Identify every line in the records below that contains the word "weer", and reproduce each one.

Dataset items
::::::

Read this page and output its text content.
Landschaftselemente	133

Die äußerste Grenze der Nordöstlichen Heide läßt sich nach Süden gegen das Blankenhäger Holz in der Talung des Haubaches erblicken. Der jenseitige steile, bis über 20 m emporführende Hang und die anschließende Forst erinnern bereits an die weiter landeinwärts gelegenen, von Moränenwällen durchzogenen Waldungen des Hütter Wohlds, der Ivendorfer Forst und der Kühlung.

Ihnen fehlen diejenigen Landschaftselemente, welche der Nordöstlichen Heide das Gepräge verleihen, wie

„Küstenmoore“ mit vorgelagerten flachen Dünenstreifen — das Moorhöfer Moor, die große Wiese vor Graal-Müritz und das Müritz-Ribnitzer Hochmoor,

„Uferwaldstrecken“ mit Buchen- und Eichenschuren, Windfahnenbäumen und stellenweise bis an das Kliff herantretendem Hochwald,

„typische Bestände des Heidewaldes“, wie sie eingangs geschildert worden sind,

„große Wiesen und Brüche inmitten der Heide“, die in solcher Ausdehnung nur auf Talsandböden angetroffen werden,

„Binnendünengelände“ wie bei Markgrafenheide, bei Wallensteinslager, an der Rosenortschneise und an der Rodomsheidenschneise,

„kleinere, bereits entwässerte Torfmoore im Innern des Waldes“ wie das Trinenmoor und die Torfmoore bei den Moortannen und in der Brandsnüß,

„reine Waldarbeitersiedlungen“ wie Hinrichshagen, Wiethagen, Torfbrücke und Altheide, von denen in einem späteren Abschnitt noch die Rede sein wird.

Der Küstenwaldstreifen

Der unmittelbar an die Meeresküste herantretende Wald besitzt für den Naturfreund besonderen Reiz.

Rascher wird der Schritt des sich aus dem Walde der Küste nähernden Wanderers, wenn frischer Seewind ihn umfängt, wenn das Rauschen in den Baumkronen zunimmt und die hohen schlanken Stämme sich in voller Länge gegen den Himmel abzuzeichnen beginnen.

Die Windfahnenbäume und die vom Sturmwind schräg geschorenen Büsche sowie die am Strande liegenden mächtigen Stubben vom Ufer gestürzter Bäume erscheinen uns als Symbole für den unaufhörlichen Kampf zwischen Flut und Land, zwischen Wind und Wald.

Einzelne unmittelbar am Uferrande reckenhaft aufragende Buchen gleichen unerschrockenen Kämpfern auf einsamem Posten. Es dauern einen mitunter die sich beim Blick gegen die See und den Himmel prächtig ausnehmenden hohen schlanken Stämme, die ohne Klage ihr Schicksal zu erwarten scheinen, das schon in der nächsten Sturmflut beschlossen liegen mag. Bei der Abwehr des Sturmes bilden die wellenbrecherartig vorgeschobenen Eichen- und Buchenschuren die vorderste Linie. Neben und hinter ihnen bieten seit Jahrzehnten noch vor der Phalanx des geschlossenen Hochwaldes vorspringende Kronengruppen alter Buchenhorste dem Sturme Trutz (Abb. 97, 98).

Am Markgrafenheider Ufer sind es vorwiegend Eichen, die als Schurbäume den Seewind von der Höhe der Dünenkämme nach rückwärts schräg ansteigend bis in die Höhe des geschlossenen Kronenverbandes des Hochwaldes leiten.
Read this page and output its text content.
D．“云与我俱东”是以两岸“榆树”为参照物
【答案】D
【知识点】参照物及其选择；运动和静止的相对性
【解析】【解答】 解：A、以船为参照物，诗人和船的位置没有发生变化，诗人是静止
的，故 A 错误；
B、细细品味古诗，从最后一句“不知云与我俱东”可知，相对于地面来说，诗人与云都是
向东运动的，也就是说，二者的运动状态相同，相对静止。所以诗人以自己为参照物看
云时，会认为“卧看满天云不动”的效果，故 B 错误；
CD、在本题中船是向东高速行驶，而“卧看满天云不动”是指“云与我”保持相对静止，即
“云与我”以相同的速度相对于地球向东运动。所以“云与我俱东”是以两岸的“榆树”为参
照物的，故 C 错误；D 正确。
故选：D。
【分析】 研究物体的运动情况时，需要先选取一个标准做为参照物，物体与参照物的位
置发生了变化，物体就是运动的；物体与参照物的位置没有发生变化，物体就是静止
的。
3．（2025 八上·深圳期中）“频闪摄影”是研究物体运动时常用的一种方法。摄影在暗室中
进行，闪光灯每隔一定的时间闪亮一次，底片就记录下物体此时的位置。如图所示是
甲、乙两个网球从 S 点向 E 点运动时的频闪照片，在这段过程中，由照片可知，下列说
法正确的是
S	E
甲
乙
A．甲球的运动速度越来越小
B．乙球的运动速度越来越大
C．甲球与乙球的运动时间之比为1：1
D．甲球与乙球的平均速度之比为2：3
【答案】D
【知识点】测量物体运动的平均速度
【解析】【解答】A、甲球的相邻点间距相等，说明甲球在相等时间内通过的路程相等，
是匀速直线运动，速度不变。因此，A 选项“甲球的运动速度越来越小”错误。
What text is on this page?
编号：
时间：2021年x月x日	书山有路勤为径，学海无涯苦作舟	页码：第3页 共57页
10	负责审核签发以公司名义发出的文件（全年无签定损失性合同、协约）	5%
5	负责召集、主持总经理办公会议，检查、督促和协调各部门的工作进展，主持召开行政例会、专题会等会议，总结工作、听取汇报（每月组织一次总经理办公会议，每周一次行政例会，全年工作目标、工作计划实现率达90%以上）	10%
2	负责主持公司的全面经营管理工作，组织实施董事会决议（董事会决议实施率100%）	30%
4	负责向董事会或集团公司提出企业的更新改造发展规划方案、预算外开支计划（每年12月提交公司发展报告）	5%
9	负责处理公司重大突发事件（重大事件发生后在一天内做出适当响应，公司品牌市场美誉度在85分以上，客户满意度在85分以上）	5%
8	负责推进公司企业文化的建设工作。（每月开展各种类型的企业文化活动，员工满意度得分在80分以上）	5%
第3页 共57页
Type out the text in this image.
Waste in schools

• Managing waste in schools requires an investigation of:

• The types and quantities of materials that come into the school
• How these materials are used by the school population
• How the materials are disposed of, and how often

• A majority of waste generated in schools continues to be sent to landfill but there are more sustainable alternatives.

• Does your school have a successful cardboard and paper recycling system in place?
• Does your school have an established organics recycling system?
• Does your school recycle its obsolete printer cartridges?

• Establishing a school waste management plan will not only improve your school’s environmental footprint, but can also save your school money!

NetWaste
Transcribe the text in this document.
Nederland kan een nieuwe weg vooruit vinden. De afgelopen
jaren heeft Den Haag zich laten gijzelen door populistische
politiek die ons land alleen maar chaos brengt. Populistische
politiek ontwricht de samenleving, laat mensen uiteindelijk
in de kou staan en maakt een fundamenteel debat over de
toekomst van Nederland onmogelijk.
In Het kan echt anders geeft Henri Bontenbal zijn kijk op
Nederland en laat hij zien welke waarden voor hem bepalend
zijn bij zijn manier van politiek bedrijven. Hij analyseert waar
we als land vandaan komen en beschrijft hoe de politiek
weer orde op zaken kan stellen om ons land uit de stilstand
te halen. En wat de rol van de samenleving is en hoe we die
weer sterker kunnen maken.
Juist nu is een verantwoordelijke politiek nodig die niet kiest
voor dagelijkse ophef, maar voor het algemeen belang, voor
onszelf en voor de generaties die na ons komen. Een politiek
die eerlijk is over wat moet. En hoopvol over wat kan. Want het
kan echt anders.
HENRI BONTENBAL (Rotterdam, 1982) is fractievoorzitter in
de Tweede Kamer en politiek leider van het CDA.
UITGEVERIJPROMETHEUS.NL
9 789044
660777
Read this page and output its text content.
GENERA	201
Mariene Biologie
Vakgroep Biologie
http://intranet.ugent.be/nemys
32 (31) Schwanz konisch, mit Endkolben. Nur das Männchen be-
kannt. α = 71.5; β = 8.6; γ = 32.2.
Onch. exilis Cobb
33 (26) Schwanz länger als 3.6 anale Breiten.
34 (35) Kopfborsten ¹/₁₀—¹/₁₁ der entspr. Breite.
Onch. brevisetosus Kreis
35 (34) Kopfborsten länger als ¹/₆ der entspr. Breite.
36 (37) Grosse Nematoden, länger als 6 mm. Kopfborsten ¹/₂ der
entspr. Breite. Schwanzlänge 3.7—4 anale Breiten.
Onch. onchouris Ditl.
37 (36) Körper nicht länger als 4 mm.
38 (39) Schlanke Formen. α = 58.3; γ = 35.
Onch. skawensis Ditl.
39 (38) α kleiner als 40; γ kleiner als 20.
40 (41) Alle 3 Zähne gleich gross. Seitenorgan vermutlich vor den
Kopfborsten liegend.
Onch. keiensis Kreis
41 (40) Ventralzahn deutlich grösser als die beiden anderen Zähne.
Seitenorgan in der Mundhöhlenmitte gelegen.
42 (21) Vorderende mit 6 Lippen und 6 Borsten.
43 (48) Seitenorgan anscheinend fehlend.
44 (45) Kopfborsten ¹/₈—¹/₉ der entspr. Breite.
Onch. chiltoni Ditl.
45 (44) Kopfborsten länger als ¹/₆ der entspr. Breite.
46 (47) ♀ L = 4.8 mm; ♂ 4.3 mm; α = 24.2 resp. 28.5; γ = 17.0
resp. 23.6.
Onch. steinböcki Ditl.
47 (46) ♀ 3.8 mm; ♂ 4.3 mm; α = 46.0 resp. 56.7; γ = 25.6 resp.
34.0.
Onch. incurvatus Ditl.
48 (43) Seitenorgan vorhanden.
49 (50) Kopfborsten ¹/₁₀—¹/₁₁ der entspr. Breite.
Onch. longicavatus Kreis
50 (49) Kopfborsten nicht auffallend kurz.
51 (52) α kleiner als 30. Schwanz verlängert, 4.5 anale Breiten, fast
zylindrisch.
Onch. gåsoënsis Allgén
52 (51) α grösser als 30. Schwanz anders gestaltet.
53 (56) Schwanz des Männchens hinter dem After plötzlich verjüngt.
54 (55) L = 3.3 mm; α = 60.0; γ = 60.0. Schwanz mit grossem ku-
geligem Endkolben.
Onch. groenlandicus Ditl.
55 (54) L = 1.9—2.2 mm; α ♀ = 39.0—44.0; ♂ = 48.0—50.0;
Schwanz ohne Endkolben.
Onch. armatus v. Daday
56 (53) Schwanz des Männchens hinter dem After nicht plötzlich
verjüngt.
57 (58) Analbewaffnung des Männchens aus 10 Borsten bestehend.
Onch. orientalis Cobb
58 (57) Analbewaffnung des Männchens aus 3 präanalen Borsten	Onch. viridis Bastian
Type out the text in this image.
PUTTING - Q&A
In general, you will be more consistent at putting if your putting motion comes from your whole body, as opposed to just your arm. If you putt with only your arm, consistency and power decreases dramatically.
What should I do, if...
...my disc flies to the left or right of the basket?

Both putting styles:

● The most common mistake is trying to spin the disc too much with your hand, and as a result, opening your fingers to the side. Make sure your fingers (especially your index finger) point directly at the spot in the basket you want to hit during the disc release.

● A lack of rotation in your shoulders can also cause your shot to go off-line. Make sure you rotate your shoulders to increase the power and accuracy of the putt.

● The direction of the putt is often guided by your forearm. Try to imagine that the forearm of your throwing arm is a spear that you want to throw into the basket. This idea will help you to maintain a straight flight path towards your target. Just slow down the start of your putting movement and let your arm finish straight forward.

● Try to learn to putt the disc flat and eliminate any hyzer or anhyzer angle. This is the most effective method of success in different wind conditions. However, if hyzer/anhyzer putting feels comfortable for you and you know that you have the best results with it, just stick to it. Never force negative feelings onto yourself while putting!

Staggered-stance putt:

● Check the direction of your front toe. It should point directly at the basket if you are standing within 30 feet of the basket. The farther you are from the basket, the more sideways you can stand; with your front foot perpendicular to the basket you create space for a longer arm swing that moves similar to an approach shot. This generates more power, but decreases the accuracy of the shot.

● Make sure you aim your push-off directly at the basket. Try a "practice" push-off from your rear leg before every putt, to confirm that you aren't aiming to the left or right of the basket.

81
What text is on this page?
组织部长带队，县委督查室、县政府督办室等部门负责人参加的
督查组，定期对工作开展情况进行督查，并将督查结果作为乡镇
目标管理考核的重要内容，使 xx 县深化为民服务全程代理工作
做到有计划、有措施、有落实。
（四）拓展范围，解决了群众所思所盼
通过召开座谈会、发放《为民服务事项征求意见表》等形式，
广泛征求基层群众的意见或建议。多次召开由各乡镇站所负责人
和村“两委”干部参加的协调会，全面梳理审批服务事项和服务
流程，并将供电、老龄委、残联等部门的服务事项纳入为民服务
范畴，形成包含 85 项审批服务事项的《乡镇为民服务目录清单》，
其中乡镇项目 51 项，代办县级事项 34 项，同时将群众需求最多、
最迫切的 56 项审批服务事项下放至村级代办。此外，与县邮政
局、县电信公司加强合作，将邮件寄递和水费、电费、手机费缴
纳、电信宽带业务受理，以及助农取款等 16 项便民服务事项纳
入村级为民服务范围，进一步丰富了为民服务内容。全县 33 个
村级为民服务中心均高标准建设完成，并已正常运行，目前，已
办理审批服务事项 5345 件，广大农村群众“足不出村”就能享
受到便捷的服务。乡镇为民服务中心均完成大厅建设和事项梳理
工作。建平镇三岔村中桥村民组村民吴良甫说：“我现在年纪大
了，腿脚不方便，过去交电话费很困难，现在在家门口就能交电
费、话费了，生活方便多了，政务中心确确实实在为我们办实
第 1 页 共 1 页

::::::

COMPLETE RESPONSE —
weer orde op zaken kan stellen om ons land uit de stilstand
weer sterker kunnen maken.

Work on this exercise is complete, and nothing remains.